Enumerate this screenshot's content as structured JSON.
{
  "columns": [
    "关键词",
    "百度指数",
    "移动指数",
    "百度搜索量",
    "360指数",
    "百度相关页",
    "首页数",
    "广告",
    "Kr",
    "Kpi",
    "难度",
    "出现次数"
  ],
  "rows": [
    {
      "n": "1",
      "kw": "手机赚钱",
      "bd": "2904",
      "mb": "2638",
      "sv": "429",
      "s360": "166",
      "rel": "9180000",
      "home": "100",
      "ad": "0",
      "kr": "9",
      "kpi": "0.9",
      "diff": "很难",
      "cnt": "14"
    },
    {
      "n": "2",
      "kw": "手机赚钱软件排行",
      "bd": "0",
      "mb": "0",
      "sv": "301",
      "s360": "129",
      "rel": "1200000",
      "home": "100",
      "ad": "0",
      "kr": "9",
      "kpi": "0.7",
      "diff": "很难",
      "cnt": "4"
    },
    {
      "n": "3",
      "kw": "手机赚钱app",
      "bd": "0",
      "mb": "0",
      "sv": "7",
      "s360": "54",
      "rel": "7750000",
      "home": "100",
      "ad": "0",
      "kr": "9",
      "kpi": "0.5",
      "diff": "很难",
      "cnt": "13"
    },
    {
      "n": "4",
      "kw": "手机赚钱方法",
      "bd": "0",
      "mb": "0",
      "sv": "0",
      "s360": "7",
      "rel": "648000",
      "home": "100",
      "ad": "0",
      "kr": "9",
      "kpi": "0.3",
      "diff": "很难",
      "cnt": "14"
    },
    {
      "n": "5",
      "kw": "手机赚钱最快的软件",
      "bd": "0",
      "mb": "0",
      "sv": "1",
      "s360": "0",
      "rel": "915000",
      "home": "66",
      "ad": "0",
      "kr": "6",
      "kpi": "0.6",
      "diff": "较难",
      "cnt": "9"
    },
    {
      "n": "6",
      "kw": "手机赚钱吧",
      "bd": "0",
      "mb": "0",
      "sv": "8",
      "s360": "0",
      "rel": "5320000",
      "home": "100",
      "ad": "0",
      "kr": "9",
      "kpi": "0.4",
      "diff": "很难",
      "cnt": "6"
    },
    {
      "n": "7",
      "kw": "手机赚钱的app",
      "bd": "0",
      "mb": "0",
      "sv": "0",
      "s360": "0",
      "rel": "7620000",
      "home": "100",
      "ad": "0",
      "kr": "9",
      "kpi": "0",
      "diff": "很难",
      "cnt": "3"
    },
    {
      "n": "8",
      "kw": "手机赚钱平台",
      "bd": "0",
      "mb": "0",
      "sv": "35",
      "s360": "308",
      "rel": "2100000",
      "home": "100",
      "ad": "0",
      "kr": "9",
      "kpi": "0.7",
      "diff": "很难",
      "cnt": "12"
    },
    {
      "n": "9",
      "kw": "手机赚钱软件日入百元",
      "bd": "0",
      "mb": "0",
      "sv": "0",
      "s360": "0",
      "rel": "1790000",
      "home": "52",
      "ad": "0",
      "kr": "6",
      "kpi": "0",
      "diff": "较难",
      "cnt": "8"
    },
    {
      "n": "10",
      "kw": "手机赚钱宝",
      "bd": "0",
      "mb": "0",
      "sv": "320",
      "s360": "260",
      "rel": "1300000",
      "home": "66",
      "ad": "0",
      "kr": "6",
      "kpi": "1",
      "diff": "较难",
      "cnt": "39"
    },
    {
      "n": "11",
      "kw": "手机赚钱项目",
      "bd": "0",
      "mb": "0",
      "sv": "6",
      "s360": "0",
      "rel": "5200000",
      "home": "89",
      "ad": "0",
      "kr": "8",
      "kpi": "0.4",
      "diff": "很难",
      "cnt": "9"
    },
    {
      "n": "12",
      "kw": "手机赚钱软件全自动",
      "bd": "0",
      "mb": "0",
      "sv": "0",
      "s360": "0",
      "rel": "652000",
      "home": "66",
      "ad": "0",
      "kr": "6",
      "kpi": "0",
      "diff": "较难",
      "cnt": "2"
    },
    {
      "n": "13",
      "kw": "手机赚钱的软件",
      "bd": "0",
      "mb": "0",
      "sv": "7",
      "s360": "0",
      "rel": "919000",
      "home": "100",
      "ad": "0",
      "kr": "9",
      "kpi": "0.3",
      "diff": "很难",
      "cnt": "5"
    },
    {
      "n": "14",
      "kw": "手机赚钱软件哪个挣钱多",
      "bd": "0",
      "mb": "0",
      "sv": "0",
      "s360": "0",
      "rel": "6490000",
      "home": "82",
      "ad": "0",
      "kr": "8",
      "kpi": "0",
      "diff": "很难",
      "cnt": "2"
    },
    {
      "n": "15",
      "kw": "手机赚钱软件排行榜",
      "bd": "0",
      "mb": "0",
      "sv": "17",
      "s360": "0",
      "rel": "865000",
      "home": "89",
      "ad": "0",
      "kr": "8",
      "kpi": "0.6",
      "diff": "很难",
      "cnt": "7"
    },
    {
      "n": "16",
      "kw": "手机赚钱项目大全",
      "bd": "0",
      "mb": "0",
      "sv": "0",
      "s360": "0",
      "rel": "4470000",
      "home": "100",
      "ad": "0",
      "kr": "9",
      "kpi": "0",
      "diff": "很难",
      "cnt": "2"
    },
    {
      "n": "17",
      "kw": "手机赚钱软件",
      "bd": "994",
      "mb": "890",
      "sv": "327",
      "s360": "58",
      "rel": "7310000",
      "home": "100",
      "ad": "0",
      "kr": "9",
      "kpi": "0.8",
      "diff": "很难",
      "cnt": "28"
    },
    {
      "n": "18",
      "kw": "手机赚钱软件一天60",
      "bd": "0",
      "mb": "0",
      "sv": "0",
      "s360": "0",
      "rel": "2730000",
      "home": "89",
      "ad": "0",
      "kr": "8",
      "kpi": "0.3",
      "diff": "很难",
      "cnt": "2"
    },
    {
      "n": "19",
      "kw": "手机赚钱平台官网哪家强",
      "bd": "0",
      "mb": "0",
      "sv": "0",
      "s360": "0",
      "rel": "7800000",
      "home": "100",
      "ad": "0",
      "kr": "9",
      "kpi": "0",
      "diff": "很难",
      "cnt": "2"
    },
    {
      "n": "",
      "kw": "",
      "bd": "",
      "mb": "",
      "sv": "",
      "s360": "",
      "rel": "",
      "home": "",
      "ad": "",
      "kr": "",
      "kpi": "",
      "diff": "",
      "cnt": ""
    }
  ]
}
◇ ◇ ◇ ◇ ◇ ◇ ◇
◆ **WHAT THIS TASK INVOLVES**
Type the whole listing again, unaltered.

◆ **RESULT FOR THIS TASK**
Enumerate this screenshot's content as structured JSON.
{
  "columns": [
    "关键词",
    "百度指数",
    "移动指数",
    "百度搜索量",
    "360指数",
    "百度相关页",
    "首页数",
    "广告",
    "Kr",
    "Kpi",
    "难度",
    "出现次数"
  ],
  "rows": [
    {
      "n": "1",
      "kw": "手机赚钱",
      "bd": "2904",
      "mb": "2638",
      "sv": "429",
      "s360": "166",
      "rel": "9180000",
      "home": "100",
      "ad": "0",
      "kr": "9",
      "kpi": "0.9",
      "diff": "很难",
      "cnt": "14"
    },
    {
      "n": "2",
      "kw": "手机赚钱软件排行",
      "bd": "0",
      "mb": "0",
      "sv": "301",
      "s360": "129",
      "rel": "1200000",
      "home": "100",
      "ad": "0",
      "kr": "9",
      "kpi": "0.7",
      "diff": "很难",
      "cnt": "4"
    },
    {
      "n": "3",
      "kw": "手机赚钱app",
      "bd": "0",
      "mb": "0",
      "sv": "7",
      "s360": "54",
      "rel": "7750000",
      "home": "100",
      "ad": "0",
      "kr": "9",
      "kpi": "0.5",
      "diff": "很难",
      "cnt": "13"
    },
    {
      "n": "4",
      "kw": "手机赚钱方法",
      "bd": "0",
      "mb": "0",
      "sv": "0",
      "s360": "7",
      "rel": "648000",
      "home": "100",
      "ad": "0",
      "kr": "9",
      "kpi": "0.3",
      "diff": "很难",
      "cnt": "14"
    },
    {
      "n": "5",
      "kw": "手机赚钱最快的软件",
      "bd": "0",
      "mb": "0",
      "sv": "1",
      "s360": "0",
      "rel": "915000",
      "home": "66",
      "ad": "0",
      "kr": "6",
      "kpi": "0.6",
      "diff": "较难",
      "cnt": "9"
    },
    {
      "n": "6",
      "kw": "手机赚钱吧",
      "bd": "0",
      "mb": "0",
      "sv": "8",
      "s360": "0",
      "rel": "5320000",
      "home": "100",
      "ad": "0",
      "kr": "9",
      "kpi": "0.4",
      "diff": "很难",
      "cnt": "6"
    },
    {
      "n": "7",
      "kw": "手机赚钱的app",
      "bd": "0",
      "mb": "0",
      "sv": "0",
      "s360": "0",
      "rel": "7620000",
      "home": "100",
      "ad": "0",
      "kr": "9",
      "kpi": "0",
      "diff": "很难",
      "cnt": "3"
    },
    {
      "n": "8",
      "kw": "手机赚钱平台",
      "bd": "0",
      "mb": "0",
      "sv": "35",
      "s360": "308",
      "rel": "2100000",
      "home": "100",
      "ad": "0",
      "kr": "9",
      "kpi": "0.7",
      "diff": "很难",
      "cnt": "12"
    },
    {
      "n": "9",
      "kw": "手机赚钱软件日入百元",
      "bd": "0",
      "mb": "0",
      "sv": "0",
      "s360": "0",
      "rel": "1790000",
      "home": "52",
      "ad": "0",
      "kr": "6",
      "kpi": "0",
      "diff": "较难",
      "cnt": "8"
    },
    {
      "n": "10",
      "kw": "手机赚钱宝",
      "bd": "0",
      "mb": "0",
      "sv": "320",
      "s360": "260",
      "rel": "1300000",
      "home": "66",
      "ad": "0",
      "kr": "6",
      "kpi": "1",
      "diff": "较难",
      "cnt": "39"
    },
    {
      "n": "11",
      "kw": "手机赚钱项目",
      "bd": "0",
      "mb": "0",
      "sv": "6",
      "s360": "0",
      "rel": "5200000",
      "home": "89",
      "ad": "0",
      "kr": "8",
      "kpi": "0.4",
      "diff": "很难",
      "cnt": "9"
    },
    {
      "n": "12",
      "kw": "手机赚钱软件全自动",
      "bd": "0",
      "mb": "0",
      "sv": "0",
      "s360": "0",
      "rel": "652000",
      "home": "66",
      "ad": "0",
      "kr": "6",
      "kpi": "0",
      "diff": "较难",
      "cnt": "2"
    },
    {
      "n": "13",
      "kw": "手机赚钱的软件",
      "bd": "0",
      "mb": "0",
      "sv": "7",
      "s360": "0",
      "rel": "919000",
      "home": "100",
      "ad": "0",
      "kr": "9",
      "kpi": "0.3",
      "diff": "很难",
      "cnt": "5"
    },
    {
      "n": "14",
      "kw": "手机赚钱软件哪个挣钱多",
      "bd": "0",
      "mb": "0",
      "sv": "0",
      "s360": "0",
      "rel": "6490000",
      "home": "82",
      "ad": "0",
      "kr": "8",
      "kpi": "0",
      "diff": "很难",
      "cnt": "2"
    },
    {
      "n": "15",
      "kw": "手机赚钱软件排行榜",
      "bd": "0",
      "mb": "0",
      "sv": "17",
      "s360": "0",
      "rel": "865000",
      "home": "89",
      "ad": "0",
      "kr": "8",
      "kpi": "0.6",
      "diff": "很难",
      "cnt": "7"
    },
    {
      "n": "16",
      "kw": "手机赚钱项目大全",
      "bd": "0",
      "mb": "0",
      "sv": "0",
      "s360": "0",
      "rel": "4470000",
      "home": "100",
      "ad": "0",
      "kr": "9",
      "kpi": "0",
      "diff": "很难",
      "cnt": "2"
    },
    {
      "n": "17",
      "kw": "手机赚钱软件",
      "bd": "994",
      "mb": "890",
      "sv": "327",
      "s360": "58",
      "rel": "7310000",
      "home": "100",
      "ad": "0",
      "kr": "9",
      "kpi": "0.8",
      "diff": "很难",
      "cnt": "28"
    },
    {
      "n": "18",
      "kw": "手机赚钱软件一天60",
      "bd": "0",
      "mb": "0",
      "sv": "0",
      "s360": "0",
      "rel": "2730000",
      "home": "89",
      "ad": "0",
      "kr": "8",
      "kpi": "0.3",
      "diff": "很难",
      "cnt": "2"
    },
    {
      "n": "19",
      "kw": "手机赚钱平台官网哪家强",
      "bd": "0",
      "mb": "0",
      "sv": "0",
      "s360": "0",
      "rel": "7800000",
      "home": "100",
      "ad": "0",
      "kr": "9",
      "kpi": "0",
      "diff": "很难",
      "cnt": "2"
    },
    {
      "n": "",
      "kw": "",
      "bd": "",
      "mb": "",
      "sv": "",
      "s360": "",
      "rel": "",
      "home": "",
      "ad": "",
      "kr": "",
      "kpi": "",
      "diff": "",
      "cnt": ""
    }
  ]
}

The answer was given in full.